◆ **Task instructions**: Scan the data for "Semester" and copy the lines it appears in.

-- START Data for processing --

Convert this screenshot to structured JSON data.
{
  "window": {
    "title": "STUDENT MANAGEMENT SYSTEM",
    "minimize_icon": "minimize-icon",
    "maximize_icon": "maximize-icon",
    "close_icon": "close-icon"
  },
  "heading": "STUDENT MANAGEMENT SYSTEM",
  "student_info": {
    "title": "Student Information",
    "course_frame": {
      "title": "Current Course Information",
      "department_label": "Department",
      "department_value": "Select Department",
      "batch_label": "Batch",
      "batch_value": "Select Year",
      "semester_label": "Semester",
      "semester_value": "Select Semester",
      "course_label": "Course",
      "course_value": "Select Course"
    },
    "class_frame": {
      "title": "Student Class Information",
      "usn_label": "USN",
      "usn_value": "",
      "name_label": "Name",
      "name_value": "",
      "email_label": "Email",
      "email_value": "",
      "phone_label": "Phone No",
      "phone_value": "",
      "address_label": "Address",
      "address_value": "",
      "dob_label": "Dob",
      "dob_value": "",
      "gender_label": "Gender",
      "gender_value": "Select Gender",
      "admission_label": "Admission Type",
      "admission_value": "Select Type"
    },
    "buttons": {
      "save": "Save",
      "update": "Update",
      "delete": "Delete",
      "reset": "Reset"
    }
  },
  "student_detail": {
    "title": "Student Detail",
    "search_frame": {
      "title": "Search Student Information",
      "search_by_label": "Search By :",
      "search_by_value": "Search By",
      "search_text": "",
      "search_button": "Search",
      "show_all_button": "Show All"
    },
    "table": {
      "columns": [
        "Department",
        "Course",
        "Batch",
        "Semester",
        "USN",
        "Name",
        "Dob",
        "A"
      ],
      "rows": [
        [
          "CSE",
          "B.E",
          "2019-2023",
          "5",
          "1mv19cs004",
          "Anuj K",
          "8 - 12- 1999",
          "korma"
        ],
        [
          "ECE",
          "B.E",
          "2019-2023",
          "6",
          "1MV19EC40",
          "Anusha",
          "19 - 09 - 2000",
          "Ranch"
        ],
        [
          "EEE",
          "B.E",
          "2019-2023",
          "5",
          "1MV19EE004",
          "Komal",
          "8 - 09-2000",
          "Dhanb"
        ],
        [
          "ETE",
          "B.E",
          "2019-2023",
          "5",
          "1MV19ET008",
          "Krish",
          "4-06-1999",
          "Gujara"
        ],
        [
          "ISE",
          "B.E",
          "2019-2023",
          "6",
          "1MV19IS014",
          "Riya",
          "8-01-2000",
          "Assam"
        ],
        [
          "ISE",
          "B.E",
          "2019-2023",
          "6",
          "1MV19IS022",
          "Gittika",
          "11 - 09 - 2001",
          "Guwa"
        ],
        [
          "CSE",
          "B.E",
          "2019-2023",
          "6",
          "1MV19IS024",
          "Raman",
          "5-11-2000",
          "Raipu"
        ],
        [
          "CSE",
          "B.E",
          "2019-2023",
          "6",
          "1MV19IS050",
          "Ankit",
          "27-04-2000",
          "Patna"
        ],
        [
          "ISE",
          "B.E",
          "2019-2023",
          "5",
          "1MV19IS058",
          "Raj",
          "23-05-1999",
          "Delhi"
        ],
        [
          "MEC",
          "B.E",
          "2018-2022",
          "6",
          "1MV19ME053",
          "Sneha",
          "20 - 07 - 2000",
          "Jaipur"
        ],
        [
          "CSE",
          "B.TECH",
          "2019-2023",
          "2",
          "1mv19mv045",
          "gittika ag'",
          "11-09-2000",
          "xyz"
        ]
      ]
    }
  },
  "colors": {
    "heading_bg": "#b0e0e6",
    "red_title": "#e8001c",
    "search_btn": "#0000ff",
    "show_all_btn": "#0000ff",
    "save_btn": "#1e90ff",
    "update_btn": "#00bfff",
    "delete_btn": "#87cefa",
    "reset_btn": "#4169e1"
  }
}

-- END Data for processing --

◆ **The solution**:
      "semester_label": "Semester",
      "semester_value": "Select Semester",
        "Semester",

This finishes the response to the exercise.